- **Aim**
Scan the records and identify every line in which the string "caption" occurs, then return those lines.

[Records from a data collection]
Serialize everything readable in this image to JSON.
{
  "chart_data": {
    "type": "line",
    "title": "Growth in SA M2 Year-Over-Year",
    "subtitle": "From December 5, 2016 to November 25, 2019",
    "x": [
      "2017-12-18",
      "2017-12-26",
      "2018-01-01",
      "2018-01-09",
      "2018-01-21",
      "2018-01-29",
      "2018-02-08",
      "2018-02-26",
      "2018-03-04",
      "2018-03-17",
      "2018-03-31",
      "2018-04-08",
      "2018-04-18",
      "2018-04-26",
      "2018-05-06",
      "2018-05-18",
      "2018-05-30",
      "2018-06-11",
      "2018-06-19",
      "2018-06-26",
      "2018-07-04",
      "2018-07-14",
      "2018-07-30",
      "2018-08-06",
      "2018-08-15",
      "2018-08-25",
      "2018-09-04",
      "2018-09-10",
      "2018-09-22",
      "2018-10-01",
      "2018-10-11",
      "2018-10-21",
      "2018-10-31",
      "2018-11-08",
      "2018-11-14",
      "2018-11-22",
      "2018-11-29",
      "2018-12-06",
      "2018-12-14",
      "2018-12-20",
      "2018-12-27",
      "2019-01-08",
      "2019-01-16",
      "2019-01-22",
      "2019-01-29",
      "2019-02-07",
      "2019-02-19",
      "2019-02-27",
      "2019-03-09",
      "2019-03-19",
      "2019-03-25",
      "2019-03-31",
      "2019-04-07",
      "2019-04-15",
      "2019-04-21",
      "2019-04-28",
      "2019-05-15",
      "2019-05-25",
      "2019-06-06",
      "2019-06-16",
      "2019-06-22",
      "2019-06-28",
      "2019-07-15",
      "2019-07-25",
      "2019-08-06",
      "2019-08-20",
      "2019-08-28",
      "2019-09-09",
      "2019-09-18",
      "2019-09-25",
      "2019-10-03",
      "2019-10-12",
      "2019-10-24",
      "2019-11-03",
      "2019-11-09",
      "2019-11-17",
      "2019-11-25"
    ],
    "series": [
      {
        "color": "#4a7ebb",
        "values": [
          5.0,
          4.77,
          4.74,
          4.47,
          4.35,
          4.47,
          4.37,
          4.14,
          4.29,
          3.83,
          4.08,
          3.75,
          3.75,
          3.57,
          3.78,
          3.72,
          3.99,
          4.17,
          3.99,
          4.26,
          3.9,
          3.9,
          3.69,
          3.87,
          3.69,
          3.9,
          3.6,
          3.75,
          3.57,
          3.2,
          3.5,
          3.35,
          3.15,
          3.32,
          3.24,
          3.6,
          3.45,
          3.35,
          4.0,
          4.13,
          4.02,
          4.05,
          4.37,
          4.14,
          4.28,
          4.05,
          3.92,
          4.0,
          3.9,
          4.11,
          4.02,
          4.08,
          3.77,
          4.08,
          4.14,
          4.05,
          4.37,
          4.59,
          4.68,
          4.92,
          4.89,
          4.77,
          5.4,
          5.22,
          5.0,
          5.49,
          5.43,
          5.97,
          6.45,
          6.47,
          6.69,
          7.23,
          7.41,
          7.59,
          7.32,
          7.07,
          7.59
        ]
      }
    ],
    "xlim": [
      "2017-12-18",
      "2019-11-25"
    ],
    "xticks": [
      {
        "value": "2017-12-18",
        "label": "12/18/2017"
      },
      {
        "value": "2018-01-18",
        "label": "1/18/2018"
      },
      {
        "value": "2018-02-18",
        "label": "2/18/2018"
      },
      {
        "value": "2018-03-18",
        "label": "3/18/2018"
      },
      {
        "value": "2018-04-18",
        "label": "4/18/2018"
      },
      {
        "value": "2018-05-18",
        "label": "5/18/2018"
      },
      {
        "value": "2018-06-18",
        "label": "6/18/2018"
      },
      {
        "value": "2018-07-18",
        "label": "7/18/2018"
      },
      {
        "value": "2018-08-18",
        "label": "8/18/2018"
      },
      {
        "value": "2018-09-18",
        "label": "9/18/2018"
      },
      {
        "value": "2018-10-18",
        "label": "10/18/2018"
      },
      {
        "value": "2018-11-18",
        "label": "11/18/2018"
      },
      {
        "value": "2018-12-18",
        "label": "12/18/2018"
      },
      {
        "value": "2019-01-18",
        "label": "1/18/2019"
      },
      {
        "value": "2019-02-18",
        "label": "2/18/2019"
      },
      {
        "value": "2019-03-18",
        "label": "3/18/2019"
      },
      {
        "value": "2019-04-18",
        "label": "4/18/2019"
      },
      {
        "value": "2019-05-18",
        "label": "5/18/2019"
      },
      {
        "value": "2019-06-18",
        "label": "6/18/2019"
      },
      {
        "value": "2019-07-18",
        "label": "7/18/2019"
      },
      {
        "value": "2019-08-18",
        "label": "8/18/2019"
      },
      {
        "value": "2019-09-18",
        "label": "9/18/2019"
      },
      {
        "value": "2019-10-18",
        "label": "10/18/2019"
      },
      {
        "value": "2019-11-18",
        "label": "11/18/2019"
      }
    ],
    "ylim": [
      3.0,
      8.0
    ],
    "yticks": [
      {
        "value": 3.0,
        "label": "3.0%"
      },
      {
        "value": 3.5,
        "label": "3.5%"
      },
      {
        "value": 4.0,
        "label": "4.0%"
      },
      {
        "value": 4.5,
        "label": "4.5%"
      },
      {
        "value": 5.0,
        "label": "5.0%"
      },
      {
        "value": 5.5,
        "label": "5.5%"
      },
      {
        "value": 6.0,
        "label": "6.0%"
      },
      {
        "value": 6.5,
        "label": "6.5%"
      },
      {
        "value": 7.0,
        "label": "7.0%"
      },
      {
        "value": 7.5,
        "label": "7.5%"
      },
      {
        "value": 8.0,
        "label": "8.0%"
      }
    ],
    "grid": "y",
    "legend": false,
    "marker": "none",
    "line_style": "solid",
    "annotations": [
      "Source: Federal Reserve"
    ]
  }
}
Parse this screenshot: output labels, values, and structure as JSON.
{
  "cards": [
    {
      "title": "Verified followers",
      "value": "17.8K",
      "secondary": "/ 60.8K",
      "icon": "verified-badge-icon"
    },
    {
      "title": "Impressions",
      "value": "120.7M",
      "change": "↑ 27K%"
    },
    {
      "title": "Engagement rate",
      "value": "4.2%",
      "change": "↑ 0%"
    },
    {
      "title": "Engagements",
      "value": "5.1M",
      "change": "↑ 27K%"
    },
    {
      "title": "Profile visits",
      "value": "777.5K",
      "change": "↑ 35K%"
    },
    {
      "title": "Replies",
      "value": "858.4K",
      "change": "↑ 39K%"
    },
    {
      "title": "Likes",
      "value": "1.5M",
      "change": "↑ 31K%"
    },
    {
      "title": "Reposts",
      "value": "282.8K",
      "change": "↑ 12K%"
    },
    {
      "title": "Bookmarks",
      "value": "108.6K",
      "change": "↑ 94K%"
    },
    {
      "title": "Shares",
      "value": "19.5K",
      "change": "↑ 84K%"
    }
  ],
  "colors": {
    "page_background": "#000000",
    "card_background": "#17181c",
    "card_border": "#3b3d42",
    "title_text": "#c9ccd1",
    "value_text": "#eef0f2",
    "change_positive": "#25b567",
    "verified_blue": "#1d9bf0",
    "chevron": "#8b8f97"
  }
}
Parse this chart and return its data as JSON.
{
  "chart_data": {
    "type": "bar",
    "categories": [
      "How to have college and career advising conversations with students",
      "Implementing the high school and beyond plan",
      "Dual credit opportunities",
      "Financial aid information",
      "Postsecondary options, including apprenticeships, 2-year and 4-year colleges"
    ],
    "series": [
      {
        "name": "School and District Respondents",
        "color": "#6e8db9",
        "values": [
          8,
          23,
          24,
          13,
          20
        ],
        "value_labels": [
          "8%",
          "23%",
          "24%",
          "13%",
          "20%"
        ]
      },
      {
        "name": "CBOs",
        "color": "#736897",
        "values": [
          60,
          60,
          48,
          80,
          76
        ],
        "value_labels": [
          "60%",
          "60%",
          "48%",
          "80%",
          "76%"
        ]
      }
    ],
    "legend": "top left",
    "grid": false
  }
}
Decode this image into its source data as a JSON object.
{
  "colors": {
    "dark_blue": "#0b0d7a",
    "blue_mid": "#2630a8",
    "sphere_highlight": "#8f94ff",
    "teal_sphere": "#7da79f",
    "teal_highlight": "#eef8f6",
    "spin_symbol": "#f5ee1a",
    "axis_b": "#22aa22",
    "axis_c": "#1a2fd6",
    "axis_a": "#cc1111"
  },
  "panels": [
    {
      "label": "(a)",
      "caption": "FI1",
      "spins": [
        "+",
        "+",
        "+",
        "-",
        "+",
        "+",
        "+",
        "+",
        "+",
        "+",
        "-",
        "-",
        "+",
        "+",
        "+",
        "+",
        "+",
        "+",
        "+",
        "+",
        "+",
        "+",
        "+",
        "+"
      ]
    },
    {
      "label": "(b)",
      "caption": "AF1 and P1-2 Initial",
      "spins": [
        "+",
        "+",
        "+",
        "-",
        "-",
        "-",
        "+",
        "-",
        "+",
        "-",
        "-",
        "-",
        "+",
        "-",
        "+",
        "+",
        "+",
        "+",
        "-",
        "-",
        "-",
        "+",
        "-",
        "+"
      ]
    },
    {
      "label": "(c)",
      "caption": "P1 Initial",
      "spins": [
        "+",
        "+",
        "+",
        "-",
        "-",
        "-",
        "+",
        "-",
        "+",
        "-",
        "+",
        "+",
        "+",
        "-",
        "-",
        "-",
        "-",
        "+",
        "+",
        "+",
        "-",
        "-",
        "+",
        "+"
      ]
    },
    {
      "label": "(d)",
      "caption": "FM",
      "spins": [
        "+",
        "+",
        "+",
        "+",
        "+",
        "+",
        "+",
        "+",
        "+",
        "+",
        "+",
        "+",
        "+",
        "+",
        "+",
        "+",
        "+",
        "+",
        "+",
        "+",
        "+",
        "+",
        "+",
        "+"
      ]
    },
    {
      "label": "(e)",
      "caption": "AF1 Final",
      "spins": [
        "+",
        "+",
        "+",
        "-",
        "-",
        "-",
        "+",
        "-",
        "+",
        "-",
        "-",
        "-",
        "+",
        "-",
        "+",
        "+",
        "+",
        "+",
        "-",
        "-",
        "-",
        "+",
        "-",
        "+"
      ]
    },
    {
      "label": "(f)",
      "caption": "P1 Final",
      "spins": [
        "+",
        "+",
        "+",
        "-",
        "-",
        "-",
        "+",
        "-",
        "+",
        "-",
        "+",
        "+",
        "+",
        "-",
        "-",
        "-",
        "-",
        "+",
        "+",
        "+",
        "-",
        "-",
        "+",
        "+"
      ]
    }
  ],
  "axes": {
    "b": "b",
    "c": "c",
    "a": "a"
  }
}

- **Answer to this exercise**
      "caption": "FI1",
      "caption": "AF1 and P1-2 Initial",
      "caption": "P1 Initial",
      "caption": "FM",
      "caption": "AF1 Final",
      "caption": "P1 Final",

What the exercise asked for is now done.